• **Set task A**
Recast the records as a numbered list, leaving out blank lines, from the first line of the records up to and including the line that contains "list-item[interactable]: 中学生カット 3850".

Make SQLite export stop paying the base64 round-trip cost when the commands only goal is to write a file to disk.
Keep one clear `graph export` command path instead of creating a second export command family.
Keep the worker API surface unchanged unless an implementation step proves that reuse is impossible.
Preserve current import compatibility by continuing to emit the same EDN graph export structure and the same SQLite snapshot format.
## Non-goals
Do not reintroduce the legacy API-server-token export flow from `/Users/rcmerci/gh-repos/logseq/deps/cli/src/logseq/cli/commands/export_edn.cljs`.
Do not revive the legacy Markdown zip export command from `/Users/rcmerci/gh-repos/logseq/deps/cli/src/logseq/cli/commands/export.cljs` as part of this work.
Do not expose non-graph export types such as `:page`, `:block`, `:view-nodes`, or `:graph-ontology` under `graph export` in this phase.
Do not expose old dev-only export switches such as `--validate`, `--roundtrip`, or `--catch-validation-errors` unless a separate product requirement appears.
Do not add a new streaming or file-writing thread API unless the existing `:thread-api/backup-db-sqlite` and `:thread-api/export-edn` paths prove insufficient.
## Recommended option scope
The old option inventory in `/Users/rcmerci/gh-repos/logseq/deps/cli/src/logseq/cli/spec.cljs` should be split into adopt, reject, and defer groups.
| Old option | Recommendation | Reason |
| --- | --- | --- |
| `--include-timestamps` | Adopt for `--type edn` | Directly supported by current graph export backend. |
| `--exclude-namespaces` | Adopt for `--type edn` | Directly supported and useful for seeded ontology graphs. |
| `--exclude-built-in-pages` | Adopt for `--type edn` | Directly supported by current backend export. |
| `--exclude-files` | Defer | Backend supports it, but this plan intentionally keeps the initial option set smaller. |
| `--validate` | Reject for now | Old command did extra local validation work that current CLI does not expose through worker APIs. |
| `--roundtrip` | Reject for now | Dev-only workflow that does more than export and would need separate orchestration. |
| `--catch-validation-errors` | Reject for now | Dev-only and intentionally permits invalid output. |
| Legacy `--api-server-token` | Reject | Belongs to the old API-server architecture, not current db-worker-node CLI. |
| Legacy EDN `--export-type` variants | Reject | `graph export` should remain a graph export command in this phase. |
| Legacy Markdown export command | Reject | Different artifact type and command semantics. |
## Proposed CLI behavior
The public command should remain `logseq graph export --type edn|sqlite --file <path> [--graph <name>]`.

• **Set task B**
Answer these questions about the export plan:
(i) Which two values does the proposed public command accept for `--type`?
(ii) What recommendation does the option table give for `--exclude-files`?
(iii) Which two existing thread API paths are named in the non-goals?

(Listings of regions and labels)
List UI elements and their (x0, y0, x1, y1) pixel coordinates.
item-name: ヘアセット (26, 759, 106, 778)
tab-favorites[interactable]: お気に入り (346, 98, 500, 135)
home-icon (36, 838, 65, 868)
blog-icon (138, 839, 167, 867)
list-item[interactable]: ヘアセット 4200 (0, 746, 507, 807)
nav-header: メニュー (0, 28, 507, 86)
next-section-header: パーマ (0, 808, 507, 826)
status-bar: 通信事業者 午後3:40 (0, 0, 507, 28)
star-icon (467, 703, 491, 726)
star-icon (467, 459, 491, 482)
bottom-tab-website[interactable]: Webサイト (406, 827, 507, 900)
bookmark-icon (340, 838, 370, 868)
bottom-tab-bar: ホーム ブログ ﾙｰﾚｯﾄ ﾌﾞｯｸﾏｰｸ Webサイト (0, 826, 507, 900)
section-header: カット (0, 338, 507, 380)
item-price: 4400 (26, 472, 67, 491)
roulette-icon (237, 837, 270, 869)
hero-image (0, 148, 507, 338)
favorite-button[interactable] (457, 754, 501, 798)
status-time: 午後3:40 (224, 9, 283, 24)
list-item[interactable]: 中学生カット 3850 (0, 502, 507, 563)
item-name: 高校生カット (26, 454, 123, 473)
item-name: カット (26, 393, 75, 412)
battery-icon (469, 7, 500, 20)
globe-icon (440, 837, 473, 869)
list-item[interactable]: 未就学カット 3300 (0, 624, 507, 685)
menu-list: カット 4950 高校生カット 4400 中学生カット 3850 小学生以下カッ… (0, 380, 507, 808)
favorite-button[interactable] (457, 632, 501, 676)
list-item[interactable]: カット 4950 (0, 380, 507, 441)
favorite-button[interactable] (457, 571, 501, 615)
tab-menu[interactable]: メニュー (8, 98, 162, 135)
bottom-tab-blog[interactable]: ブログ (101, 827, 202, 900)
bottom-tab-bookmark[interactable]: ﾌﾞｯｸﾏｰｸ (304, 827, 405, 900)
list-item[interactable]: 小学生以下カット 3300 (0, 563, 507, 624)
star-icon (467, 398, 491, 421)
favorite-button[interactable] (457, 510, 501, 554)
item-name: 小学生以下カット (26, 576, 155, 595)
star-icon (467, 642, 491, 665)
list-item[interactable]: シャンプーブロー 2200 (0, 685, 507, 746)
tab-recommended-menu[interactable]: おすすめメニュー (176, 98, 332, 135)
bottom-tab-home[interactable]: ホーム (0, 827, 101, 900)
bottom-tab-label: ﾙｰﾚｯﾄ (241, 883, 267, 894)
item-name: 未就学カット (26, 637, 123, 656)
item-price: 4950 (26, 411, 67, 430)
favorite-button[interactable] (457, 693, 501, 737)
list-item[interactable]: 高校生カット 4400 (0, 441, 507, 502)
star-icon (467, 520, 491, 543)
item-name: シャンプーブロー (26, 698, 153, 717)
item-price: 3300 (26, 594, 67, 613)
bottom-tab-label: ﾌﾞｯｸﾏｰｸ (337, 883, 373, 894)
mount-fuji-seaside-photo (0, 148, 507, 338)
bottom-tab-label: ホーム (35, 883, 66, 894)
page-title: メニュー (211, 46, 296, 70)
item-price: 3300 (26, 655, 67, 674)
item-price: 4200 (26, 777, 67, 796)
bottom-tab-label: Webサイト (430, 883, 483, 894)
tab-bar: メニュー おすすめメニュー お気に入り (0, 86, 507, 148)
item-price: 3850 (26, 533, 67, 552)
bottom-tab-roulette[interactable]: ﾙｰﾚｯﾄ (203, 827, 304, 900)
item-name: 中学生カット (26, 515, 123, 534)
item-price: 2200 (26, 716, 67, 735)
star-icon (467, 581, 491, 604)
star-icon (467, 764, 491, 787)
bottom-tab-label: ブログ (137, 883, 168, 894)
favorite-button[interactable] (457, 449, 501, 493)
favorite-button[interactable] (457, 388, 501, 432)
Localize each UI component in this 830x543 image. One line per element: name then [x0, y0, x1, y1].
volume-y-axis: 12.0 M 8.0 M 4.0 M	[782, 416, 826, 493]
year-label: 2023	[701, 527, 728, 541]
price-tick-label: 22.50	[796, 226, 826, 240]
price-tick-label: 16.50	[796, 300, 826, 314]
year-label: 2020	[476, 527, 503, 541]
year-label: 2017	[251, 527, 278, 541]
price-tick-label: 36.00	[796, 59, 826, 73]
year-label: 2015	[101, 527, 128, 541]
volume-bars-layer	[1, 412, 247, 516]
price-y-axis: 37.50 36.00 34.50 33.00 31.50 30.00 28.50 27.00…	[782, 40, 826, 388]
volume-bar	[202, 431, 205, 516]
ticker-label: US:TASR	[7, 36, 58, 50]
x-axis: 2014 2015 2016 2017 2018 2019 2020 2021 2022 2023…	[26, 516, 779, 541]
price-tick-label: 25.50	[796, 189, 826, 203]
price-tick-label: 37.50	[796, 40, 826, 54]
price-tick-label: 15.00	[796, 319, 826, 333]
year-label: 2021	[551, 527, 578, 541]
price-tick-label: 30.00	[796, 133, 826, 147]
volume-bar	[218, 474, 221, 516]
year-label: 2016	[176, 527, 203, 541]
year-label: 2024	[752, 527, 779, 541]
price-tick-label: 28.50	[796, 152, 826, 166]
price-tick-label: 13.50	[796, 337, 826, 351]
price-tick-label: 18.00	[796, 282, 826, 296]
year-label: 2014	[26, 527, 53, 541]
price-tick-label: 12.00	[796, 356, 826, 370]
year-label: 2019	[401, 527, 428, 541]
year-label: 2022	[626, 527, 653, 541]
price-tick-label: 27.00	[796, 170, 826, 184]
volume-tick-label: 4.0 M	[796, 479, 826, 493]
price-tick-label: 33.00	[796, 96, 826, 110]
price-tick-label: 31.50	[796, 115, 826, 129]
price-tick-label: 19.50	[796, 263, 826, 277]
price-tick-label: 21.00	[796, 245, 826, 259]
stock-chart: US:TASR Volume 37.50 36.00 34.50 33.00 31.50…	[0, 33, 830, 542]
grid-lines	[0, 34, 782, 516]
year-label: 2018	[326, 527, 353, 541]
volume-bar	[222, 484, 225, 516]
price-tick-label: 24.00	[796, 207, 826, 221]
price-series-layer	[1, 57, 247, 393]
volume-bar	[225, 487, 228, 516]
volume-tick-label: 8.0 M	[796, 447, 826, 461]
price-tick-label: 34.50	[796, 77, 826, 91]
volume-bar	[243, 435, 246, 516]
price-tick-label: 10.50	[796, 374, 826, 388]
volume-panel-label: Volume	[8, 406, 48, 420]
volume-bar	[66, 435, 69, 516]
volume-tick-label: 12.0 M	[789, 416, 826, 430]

• **Written solution A**
1. List UI elements and their (x0, y0, x1, y1) pixel coordinates.
2. item-name: ヘアセット (26, 759, 106, 778)
3. tab-favorites[interactable]: お気に入り (346, 98, 500, 135)
4. home-icon (36, 838, 65, 868)
5. blog-icon (138, 839, 167, 867)
6. list-item[interactable]: ヘアセット 4200 (0, 746, 507, 807)
7. nav-header: メニュー (0, 28, 507, 86)
8. next-section-header: パーマ (0, 808, 507, 826)
9. status-bar: 通信事業者 午後3:40 (0, 0, 507, 28)
10. star-icon (467, 703, 491, 726)
11. star-icon (467, 459, 491, 482)
12. bottom-tab-website[interactable]: Webサイト (406, 827, 507, 900)
13. bookmark-icon (340, 838, 370, 868)
14. bottom-tab-bar: ホーム ブログ ﾙｰﾚｯﾄ ﾌﾞｯｸﾏｰｸ Webサイト (0, 826, 507, 900)
15. section-header: カット (0, 338, 507, 380)
16. item-price: 4400 (26, 472, 67, 491)
17. roulette-icon (237, 837, 270, 869)
18. hero-image (0, 148, 507, 338)
19. favorite-button[interactable] (457, 754, 501, 798)
20. status-time: 午後3:40 (224, 9, 283, 24)
21. list-item[interactable]: 中学生カット 3850 (0, 502, 507, 563)

• **Written solution B**
(i) `edn` and `sqlite`
(ii) Defer
(iii) `:thread-api/backup-db-sqlite` and `:thread-api/export-edn`